= Goal of the exercise =
Extract all lines in the data that contain the word "level".

= Raw records =
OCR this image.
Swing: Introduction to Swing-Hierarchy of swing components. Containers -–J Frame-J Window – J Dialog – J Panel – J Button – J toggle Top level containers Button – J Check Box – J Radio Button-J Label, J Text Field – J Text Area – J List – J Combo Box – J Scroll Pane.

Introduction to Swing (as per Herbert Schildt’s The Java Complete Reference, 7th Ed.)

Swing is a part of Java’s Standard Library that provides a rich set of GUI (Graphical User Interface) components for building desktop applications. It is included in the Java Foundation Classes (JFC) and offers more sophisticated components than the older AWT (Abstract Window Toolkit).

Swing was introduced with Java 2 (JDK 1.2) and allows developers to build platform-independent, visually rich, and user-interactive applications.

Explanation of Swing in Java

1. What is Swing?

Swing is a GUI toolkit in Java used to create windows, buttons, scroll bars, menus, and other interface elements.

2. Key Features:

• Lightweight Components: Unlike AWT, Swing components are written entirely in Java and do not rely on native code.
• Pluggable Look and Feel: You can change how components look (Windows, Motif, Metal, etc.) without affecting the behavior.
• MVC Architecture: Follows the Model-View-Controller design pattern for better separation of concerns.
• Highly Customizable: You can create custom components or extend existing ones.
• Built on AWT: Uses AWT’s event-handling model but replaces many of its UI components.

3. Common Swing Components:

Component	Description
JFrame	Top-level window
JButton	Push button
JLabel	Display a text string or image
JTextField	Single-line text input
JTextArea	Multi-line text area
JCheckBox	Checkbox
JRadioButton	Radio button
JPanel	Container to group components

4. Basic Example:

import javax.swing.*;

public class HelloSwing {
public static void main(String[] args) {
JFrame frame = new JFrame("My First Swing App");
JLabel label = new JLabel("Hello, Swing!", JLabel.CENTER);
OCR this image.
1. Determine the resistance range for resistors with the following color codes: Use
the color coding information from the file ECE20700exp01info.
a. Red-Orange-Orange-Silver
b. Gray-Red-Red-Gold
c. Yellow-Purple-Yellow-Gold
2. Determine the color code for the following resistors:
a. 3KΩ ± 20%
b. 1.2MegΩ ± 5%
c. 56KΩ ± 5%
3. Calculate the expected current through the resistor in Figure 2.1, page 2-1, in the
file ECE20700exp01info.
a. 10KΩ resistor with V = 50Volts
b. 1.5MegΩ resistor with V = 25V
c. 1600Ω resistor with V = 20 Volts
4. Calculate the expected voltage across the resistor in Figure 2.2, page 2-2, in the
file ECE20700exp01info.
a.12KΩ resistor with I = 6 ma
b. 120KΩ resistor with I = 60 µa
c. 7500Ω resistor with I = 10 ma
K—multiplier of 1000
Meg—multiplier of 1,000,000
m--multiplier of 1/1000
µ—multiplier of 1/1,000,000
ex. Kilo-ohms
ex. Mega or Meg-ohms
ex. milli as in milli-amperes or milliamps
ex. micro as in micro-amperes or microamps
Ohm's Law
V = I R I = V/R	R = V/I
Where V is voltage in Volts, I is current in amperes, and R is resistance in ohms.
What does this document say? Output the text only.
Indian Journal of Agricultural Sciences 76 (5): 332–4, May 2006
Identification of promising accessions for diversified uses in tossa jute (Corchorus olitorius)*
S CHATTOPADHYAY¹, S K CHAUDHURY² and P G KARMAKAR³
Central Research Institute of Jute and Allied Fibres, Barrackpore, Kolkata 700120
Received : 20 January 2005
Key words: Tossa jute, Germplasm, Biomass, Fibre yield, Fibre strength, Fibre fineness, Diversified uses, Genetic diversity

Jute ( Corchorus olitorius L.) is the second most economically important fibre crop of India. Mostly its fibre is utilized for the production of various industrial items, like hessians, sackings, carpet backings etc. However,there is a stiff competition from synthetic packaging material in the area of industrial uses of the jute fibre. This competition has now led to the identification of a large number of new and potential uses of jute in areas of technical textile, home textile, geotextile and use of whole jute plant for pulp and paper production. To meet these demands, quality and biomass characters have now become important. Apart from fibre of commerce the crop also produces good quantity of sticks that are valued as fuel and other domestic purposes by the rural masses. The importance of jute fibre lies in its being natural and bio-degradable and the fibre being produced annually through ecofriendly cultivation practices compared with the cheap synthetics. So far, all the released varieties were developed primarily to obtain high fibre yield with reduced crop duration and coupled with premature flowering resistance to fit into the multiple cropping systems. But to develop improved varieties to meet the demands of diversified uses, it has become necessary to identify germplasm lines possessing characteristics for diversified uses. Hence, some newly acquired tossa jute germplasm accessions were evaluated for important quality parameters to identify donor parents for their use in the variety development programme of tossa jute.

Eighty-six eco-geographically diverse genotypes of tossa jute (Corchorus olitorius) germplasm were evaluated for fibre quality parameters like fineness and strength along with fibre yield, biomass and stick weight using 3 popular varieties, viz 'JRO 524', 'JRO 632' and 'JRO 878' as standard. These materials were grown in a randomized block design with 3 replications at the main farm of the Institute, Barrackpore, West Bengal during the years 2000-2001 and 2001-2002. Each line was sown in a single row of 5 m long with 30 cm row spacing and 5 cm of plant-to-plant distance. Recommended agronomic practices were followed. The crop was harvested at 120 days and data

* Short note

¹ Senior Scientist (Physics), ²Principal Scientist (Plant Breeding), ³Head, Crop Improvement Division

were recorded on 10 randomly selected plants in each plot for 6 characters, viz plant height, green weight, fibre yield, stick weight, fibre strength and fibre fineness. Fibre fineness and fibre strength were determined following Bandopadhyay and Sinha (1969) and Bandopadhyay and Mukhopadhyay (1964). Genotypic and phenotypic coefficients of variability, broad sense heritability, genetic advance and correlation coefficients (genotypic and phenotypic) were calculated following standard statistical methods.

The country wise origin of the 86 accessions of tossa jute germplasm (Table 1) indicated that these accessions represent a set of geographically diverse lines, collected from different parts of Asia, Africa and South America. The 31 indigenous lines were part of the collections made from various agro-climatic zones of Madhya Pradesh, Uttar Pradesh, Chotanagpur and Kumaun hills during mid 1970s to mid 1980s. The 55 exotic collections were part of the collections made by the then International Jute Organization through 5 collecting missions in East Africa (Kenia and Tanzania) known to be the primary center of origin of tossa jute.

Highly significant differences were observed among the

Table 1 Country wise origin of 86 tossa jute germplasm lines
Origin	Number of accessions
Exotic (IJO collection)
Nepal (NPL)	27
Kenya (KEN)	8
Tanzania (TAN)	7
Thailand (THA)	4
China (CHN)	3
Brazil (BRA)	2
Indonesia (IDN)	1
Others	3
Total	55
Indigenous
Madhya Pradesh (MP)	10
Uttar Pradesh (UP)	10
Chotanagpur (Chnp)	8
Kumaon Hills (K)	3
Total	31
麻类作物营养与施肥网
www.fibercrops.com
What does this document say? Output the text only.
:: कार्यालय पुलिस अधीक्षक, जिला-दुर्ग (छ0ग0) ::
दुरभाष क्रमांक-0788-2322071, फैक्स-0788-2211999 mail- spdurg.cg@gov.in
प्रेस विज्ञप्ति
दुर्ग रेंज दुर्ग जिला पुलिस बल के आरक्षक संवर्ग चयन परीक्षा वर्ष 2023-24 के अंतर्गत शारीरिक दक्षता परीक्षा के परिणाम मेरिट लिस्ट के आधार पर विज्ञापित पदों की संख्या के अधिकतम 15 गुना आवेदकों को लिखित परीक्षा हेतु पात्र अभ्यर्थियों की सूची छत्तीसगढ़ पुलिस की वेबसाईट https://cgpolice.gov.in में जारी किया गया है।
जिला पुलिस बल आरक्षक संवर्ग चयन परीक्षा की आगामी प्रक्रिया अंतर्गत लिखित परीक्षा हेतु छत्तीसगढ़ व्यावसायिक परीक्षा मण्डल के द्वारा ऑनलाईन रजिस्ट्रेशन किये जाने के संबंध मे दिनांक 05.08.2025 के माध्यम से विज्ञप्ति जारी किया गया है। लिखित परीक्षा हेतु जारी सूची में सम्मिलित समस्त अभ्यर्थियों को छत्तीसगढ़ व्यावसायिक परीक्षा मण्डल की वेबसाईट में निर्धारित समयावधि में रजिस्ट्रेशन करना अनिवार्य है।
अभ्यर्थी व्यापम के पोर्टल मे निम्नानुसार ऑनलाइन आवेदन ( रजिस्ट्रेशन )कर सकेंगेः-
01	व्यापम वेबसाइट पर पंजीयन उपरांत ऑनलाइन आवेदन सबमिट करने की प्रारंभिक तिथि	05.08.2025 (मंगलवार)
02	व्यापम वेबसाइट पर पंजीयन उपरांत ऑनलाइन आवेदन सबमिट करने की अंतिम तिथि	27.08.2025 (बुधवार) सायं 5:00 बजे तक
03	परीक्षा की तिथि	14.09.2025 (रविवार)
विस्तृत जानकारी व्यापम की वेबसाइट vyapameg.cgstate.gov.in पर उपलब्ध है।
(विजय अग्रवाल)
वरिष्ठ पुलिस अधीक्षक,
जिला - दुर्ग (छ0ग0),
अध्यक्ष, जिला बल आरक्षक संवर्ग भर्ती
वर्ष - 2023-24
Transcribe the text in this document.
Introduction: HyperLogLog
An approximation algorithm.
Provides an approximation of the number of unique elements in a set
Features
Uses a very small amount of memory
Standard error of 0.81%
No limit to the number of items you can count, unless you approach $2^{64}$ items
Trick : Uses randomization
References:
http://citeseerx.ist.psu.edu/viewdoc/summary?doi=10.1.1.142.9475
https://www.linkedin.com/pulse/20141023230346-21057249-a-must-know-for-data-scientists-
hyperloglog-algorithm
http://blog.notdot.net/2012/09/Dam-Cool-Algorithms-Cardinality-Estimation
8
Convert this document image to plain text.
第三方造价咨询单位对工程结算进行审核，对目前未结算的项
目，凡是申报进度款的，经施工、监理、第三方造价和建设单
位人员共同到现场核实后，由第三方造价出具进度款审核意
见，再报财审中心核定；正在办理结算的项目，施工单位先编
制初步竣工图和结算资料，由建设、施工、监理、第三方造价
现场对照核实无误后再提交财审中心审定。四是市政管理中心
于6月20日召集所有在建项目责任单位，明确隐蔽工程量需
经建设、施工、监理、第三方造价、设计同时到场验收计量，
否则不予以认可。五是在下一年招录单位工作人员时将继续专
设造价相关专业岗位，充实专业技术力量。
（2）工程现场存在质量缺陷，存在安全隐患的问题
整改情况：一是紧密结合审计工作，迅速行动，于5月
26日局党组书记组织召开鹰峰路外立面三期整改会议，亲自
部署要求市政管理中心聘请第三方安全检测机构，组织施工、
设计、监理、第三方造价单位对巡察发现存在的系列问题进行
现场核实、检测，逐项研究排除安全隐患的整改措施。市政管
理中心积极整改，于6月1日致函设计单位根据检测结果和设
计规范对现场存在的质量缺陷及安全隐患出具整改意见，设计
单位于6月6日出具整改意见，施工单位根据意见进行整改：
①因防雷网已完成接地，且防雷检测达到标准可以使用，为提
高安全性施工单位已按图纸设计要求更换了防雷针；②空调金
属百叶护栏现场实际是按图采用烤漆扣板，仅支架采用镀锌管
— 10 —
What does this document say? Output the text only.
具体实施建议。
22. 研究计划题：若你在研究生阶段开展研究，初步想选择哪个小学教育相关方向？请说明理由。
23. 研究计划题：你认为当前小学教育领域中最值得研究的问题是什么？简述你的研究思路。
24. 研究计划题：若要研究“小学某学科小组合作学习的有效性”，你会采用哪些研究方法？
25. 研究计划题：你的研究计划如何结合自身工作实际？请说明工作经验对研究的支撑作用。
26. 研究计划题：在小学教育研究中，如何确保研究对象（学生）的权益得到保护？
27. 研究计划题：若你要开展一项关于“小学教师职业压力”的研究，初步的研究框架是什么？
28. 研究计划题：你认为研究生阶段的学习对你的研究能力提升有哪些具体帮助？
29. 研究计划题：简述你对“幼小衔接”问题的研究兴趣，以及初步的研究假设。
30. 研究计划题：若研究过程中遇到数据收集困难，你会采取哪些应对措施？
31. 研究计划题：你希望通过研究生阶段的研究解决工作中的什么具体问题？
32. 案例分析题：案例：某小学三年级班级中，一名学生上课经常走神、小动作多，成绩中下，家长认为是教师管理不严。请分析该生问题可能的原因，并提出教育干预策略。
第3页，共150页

= Written reply =
Swing: Introduction to Swing-Hierarchy of swing components. Containers -–J Frame-J Window – J Dialog – J Panel – J Button – J toggle Top level containers Button – J Check Box – J Radio Button-J Label, J Text Field – J Text Area – J List – J Combo Box – J Scroll Pane.
JFrame	Top-level window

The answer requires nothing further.